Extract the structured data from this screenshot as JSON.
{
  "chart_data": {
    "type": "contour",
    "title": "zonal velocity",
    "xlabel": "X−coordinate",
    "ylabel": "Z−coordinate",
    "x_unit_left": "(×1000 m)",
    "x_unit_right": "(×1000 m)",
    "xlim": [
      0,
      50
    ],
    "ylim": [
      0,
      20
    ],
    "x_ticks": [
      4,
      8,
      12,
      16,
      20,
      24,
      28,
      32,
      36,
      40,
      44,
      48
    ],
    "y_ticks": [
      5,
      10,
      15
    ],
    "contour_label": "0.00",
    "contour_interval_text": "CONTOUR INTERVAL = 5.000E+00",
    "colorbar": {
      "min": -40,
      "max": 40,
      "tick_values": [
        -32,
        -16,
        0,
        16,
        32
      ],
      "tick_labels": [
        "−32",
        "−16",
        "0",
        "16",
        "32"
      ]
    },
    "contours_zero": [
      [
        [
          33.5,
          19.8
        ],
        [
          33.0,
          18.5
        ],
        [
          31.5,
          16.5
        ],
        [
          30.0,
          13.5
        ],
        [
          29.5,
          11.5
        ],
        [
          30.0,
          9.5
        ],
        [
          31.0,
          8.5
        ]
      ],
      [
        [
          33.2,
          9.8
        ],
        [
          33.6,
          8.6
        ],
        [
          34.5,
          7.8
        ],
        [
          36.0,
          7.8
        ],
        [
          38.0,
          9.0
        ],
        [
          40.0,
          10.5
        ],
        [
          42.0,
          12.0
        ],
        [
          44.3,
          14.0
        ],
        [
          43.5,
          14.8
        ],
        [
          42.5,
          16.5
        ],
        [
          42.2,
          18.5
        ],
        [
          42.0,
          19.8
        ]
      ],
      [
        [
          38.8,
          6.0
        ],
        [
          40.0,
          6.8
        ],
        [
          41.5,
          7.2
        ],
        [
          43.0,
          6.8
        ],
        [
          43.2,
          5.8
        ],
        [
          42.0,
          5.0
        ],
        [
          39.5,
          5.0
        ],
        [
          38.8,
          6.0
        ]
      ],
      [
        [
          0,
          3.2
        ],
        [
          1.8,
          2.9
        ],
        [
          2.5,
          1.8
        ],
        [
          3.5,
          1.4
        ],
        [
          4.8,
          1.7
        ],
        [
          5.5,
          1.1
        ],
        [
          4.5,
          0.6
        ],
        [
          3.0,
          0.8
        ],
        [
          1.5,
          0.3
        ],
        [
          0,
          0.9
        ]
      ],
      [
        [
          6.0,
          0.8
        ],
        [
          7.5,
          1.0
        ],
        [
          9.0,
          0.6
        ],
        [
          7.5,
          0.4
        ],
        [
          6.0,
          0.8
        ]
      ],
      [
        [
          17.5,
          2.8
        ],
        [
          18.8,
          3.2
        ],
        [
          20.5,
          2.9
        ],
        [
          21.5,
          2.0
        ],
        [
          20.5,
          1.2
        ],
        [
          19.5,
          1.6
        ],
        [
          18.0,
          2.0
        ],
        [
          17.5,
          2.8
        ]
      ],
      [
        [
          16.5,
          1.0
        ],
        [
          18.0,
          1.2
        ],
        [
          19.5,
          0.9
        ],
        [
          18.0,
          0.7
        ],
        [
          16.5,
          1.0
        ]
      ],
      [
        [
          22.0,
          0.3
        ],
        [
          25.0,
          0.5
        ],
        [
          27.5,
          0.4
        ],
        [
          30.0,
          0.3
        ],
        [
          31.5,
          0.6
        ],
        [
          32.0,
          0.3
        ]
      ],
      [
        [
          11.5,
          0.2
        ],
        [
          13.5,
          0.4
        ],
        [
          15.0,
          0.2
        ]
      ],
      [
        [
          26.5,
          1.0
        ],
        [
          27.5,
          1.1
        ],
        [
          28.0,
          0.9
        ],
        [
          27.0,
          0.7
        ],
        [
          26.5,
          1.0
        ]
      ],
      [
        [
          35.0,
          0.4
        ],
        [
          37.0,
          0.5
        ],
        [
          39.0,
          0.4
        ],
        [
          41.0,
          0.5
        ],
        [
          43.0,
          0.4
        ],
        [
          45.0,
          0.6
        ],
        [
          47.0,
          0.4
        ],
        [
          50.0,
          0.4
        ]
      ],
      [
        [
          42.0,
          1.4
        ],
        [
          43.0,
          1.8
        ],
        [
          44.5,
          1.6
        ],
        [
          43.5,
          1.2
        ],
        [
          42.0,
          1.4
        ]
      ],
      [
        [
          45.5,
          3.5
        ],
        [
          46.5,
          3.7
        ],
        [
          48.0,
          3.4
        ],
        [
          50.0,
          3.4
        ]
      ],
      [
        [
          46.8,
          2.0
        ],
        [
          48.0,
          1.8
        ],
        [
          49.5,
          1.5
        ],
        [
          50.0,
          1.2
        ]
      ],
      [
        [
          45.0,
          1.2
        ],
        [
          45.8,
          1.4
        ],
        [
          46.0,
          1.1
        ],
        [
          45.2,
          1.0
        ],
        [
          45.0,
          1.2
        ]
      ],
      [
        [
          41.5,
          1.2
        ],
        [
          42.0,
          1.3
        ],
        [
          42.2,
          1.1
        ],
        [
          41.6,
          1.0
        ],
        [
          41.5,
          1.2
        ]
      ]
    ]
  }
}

+ + + +

Given request: The records above should be repeated in full, exactly as given.

Finished task:
Extract the structured data from this screenshot as JSON.
{
  "chart_data": {
    "type": "contour",
    "title": "zonal velocity",
    "xlabel": "X−coordinate",
    "ylabel": "Z−coordinate",
    "x_unit_left": "(×1000 m)",
    "x_unit_right": "(×1000 m)",
    "xlim": [
      0,
      50
    ],
    "ylim": [
      0,
      20
    ],
    "x_ticks": [
      4,
      8,
      12,
      16,
      20,
      24,
      28,
      32,
      36,
      40,
      44,
      48
    ],
    "y_ticks": [
      5,
      10,
      15
    ],
    "contour_label": "0.00",
    "contour_interval_text": "CONTOUR INTERVAL = 5.000E+00",
    "colorbar": {
      "min": -40,
      "max": 40,
      "tick_values": [
        -32,
        -16,
        0,
        16,
        32
      ],
      "tick_labels": [
        "−32",
        "−16",
        "0",
        "16",
        "32"
      ]
    },
    "contours_zero": [
      [
        [
          33.5,
          19.8
        ],
        [
          33.0,
          18.5
        ],
        [
          31.5,
          16.5
        ],
        [
          30.0,
          13.5
        ],
        [
          29.5,
          11.5
        ],
        [
          30.0,
          9.5
        ],
        [
          31.0,
          8.5
        ]
      ],
      [
        [
          33.2,
          9.8
        ],
        [
          33.6,
          8.6
        ],
        [
          34.5,
          7.8
        ],
        [
          36.0,
          7.8
        ],
        [
          38.0,
          9.0
        ],
        [
          40.0,
          10.5
        ],
        [
          42.0,
          12.0
        ],
        [
          44.3,
          14.0
        ],
        [
          43.5,
          14.8
        ],
        [
          42.5,
          16.5
        ],
        [
          42.2,
          18.5
        ],
        [
          42.0,
          19.8
        ]
      ],
      [
        [
          38.8,
          6.0
        ],
        [
          40.0,
          6.8
        ],
        [
          41.5,
          7.2
        ],
        [
          43.0,
          6.8
        ],
        [
          43.2,
          5.8
        ],
        [
          42.0,
          5.0
        ],
        [
          39.5,
          5.0
        ],
        [
          38.8,
          6.0
        ]
      ],
      [
        [
          0,
          3.2
        ],
        [
          1.8,
          2.9
        ],
        [
          2.5,
          1.8
        ],
        [
          3.5,
          1.4
        ],
        [
          4.8,
          1.7
        ],
        [
          5.5,
          1.1
        ],
        [
          4.5,
          0.6
        ],
        [
          3.0,
          0.8
        ],
        [
          1.5,
          0.3
        ],
        [
          0,
          0.9
        ]
      ],
      [
        [
          6.0,
          0.8
        ],
        [
          7.5,
          1.0
        ],
        [
          9.0,
          0.6
        ],
        [
          7.5,
          0.4
        ],
        [
          6.0,
          0.8
        ]
      ],
      [
        [
          17.5,
          2.8
        ],
        [
          18.8,
          3.2
        ],
        [
          20.5,
          2.9
        ],
        [
          21.5,
          2.0
        ],
        [
          20.5,
          1.2
        ],
        [
          19.5,
          1.6
        ],
        [
          18.0,
          2.0
        ],
        [
          17.5,
          2.8
        ]
      ],
      [
        [
          16.5,
          1.0
        ],
        [
          18.0,
          1.2
        ],
        [
          19.5,
          0.9
        ],
        [
          18.0,
          0.7
        ],
        [
          16.5,
          1.0
        ]
      ],
      [
        [
          22.0,
          0.3
        ],
        [
          25.0,
          0.5
        ],
        [
          27.5,
          0.4
        ],
        [
          30.0,
          0.3
        ],
        [
          31.5,
          0.6
        ],
        [
          32.0,
          0.3
        ]
      ],
      [
        [
          11.5,
          0.2
        ],
        [
          13.5,
          0.4
        ],
        [
          15.0,
          0.2
        ]
      ],
      [
        [
          26.5,
          1.0
        ],
        [
          27.5,
          1.1
        ],
        [
          28.0,
          0.9
        ],
        [
          27.0,
          0.7
        ],
        [
          26.5,
          1.0
        ]
      ],
      [
        [
          35.0,
          0.4
        ],
        [
          37.0,
          0.5
        ],
        [
          39.0,
          0.4
        ],
        [
          41.0,
          0.5
        ],
        [
          43.0,
          0.4
        ],
        [
          45.0,
          0.6
        ],
        [
          47.0,
          0.4
        ],
        [
          50.0,
          0.4
        ]
      ],
      [
        [
          42.0,
          1.4
        ],
        [
          43.0,
          1.8
        ],
        [
          44.5,
          1.6
        ],
        [
          43.5,
          1.2
        ],
        [
          42.0,
          1.4
        ]
      ],
      [
        [
          45.5,
          3.5
        ],
        [
          46.5,
          3.7
        ],
        [
          48.0,
          3.4
        ],
        [
          50.0,
          3.4
        ]
      ],
      [
        [
          46.8,
          2.0
        ],
        [
          48.0,
          1.8
        ],
        [
          49.5,
          1.5
        ],
        [
          50.0,
          1.2
        ]
      ],
      [
        [
          45.0,
          1.2
        ],
        [
          45.8,
          1.4
        ],
        [
          46.0,
          1.1
        ],
        [
          45.2,
          1.0
        ],
        [
          45.0,
          1.2
        ]
      ],
      [
        [
          41.5,
          1.2
        ],
        [
          42.0,
          1.3
        ],
        [
          42.2,
          1.1
        ],
        [
          41.6,
          1.0
        ],
        [
          41.5,
          1.2
        ]
      ]
    ]
  }
}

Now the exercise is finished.